Report how many lines of the following entries include the string "title"; respond with the number alone.

--- DATA RECORDS ---
———
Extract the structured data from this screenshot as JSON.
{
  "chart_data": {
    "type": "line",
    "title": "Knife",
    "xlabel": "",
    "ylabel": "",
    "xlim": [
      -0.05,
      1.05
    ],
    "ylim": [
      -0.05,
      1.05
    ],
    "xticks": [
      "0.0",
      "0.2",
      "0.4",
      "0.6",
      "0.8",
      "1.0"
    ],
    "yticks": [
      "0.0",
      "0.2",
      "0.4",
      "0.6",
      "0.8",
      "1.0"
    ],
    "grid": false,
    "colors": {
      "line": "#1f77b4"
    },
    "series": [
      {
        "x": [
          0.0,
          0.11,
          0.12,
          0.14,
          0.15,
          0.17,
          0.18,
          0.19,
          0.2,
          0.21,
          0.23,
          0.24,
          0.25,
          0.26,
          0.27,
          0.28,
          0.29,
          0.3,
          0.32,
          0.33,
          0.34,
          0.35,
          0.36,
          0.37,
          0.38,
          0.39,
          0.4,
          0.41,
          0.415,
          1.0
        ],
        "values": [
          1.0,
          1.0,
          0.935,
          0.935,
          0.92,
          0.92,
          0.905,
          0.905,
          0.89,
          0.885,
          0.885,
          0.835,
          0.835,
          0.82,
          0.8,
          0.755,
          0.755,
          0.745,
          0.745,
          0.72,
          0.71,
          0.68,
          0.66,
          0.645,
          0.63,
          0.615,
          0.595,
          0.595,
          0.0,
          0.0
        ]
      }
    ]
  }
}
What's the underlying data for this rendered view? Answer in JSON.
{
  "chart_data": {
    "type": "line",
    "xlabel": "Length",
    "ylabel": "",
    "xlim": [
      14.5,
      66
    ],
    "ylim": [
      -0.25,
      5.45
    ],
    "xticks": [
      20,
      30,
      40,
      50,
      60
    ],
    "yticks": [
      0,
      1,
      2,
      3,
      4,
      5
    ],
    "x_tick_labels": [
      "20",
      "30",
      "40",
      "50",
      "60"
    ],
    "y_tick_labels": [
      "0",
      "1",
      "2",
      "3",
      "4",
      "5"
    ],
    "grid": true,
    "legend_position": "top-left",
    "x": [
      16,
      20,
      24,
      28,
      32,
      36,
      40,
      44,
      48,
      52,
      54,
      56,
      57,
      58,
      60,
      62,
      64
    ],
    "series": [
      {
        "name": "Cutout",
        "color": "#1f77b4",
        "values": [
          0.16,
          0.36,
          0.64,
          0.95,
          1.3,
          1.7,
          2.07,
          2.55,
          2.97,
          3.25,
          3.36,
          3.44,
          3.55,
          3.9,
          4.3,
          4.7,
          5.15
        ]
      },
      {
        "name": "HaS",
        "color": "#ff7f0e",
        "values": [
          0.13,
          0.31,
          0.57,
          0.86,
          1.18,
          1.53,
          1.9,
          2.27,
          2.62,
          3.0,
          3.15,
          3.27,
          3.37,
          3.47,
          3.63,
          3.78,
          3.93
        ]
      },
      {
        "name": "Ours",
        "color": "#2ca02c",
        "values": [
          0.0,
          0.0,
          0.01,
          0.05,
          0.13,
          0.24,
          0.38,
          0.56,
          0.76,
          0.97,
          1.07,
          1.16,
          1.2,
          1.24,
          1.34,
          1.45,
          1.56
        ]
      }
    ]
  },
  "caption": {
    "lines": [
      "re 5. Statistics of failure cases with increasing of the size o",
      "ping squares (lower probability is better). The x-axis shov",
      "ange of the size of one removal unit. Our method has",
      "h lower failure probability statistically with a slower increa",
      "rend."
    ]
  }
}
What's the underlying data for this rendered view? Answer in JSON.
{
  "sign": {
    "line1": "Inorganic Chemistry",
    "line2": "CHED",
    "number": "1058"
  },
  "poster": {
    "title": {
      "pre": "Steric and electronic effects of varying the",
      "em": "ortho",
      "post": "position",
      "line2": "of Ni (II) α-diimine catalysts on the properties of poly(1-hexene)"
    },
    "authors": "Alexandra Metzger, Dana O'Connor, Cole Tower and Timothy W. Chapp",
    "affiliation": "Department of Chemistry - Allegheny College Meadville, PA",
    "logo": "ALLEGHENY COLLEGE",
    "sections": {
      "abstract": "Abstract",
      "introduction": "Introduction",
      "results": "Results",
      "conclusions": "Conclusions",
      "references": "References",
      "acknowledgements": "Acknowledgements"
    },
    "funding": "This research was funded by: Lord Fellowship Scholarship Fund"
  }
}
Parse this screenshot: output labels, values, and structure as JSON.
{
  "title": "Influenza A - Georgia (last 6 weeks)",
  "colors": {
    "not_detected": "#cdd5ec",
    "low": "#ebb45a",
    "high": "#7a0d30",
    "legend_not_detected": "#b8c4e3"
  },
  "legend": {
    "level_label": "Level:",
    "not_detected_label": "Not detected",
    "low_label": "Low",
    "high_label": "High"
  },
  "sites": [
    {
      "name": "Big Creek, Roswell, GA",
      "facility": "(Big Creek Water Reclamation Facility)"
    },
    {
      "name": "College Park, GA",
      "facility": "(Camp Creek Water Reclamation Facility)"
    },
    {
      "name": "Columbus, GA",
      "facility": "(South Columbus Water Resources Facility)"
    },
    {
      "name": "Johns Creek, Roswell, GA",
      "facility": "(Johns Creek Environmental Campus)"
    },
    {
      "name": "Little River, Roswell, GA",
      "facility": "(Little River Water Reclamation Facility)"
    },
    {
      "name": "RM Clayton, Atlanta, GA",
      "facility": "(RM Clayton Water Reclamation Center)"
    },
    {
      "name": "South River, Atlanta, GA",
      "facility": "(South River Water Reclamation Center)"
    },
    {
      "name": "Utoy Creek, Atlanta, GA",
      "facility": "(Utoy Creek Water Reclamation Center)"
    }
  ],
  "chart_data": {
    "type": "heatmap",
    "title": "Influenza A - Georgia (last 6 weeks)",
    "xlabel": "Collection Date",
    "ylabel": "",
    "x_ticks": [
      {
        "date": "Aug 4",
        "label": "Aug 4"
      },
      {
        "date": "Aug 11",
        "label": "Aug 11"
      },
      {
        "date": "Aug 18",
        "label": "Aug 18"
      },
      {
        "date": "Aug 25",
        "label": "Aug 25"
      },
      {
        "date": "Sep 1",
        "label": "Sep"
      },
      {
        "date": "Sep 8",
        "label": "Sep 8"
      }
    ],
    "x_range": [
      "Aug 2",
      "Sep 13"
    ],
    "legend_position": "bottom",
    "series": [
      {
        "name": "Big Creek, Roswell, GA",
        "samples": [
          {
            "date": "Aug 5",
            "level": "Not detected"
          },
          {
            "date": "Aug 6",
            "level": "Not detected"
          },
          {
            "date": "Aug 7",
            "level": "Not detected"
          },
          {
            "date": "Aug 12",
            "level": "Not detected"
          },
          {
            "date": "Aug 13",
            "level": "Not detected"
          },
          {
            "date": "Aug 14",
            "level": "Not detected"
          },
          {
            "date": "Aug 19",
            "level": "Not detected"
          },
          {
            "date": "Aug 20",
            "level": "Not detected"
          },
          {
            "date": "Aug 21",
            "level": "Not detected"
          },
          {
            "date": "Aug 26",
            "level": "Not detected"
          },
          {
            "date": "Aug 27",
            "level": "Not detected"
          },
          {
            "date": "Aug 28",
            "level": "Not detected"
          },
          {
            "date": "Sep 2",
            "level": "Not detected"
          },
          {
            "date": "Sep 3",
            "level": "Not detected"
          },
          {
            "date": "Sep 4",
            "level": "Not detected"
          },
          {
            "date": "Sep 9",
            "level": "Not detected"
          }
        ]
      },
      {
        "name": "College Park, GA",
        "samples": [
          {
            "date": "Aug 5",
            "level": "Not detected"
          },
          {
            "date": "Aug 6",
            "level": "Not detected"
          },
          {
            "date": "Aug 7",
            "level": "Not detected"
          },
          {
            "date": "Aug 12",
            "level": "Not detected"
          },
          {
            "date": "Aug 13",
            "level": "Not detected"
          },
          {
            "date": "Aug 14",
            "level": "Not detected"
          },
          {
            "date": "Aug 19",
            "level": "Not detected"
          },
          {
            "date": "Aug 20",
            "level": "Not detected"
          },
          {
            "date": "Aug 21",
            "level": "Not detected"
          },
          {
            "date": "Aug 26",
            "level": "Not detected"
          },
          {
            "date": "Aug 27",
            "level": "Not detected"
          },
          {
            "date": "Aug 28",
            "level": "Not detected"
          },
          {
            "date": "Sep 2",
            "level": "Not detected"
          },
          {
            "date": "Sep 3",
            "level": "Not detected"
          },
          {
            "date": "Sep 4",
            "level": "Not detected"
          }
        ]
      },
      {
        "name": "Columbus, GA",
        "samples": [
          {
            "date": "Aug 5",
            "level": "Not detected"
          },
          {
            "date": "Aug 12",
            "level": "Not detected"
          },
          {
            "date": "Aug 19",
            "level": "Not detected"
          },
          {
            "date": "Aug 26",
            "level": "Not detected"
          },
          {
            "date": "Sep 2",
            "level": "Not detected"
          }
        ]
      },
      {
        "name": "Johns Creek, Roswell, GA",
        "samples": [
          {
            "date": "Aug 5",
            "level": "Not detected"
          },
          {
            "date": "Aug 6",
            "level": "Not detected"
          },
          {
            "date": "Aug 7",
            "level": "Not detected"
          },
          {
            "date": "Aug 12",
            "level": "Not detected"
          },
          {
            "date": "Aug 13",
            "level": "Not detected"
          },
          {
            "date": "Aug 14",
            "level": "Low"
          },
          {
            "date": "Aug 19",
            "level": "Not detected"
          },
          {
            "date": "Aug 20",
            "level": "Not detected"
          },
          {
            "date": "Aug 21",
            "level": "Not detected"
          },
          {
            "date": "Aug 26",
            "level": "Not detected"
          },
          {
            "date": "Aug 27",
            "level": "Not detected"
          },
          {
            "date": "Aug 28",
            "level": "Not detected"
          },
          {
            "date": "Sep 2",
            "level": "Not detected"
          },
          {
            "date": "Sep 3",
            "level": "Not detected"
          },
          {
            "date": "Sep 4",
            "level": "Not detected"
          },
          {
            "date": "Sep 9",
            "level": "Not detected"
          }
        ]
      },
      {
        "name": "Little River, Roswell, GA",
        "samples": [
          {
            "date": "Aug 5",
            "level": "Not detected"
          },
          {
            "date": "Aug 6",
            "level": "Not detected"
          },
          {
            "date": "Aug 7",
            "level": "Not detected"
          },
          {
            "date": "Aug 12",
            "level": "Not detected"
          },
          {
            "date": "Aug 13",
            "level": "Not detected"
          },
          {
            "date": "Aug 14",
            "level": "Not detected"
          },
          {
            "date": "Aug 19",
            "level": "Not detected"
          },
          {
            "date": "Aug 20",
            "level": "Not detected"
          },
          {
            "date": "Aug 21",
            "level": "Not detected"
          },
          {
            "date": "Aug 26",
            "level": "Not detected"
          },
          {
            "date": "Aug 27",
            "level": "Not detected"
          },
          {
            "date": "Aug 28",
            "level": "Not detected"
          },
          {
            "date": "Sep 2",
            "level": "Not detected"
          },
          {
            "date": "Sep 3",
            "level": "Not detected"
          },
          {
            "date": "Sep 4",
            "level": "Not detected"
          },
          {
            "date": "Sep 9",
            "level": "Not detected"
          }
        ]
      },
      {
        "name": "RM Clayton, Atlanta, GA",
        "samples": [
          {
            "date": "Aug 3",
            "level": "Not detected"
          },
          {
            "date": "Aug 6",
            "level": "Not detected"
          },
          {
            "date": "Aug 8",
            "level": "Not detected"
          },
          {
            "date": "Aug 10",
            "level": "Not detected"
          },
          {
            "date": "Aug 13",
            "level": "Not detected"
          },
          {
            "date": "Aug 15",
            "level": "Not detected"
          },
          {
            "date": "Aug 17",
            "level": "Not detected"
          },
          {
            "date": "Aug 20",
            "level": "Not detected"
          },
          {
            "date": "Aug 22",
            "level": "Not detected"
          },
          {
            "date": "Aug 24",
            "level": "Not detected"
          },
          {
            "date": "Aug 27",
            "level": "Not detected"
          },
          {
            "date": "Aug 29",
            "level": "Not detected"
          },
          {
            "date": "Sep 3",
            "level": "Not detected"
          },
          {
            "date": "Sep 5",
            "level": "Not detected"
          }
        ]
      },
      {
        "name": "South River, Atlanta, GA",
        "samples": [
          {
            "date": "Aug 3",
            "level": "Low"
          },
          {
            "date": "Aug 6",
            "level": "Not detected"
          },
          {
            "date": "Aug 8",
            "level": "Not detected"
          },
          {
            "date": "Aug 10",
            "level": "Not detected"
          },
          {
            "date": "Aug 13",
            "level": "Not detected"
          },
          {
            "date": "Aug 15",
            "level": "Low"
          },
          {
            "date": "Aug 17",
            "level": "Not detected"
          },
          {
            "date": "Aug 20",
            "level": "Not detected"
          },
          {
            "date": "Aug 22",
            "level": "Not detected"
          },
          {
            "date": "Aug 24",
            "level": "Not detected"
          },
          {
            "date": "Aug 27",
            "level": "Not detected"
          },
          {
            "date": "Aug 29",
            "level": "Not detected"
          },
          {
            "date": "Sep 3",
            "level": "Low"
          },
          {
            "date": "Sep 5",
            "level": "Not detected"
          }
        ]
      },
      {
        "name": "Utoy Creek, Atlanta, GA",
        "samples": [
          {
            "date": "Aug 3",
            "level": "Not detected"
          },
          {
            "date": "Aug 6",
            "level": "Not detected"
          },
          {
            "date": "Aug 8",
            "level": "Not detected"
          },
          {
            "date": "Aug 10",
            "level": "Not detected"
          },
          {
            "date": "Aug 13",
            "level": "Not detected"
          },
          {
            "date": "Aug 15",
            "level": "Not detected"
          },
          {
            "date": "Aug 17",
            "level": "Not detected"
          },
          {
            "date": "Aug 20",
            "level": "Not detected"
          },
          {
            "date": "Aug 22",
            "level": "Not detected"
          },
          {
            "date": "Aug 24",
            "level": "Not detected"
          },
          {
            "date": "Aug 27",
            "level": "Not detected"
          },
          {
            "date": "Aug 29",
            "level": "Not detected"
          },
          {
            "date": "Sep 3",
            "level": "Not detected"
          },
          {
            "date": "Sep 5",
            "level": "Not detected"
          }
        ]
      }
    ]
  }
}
———
--- THE COMPLETED TASK ---
4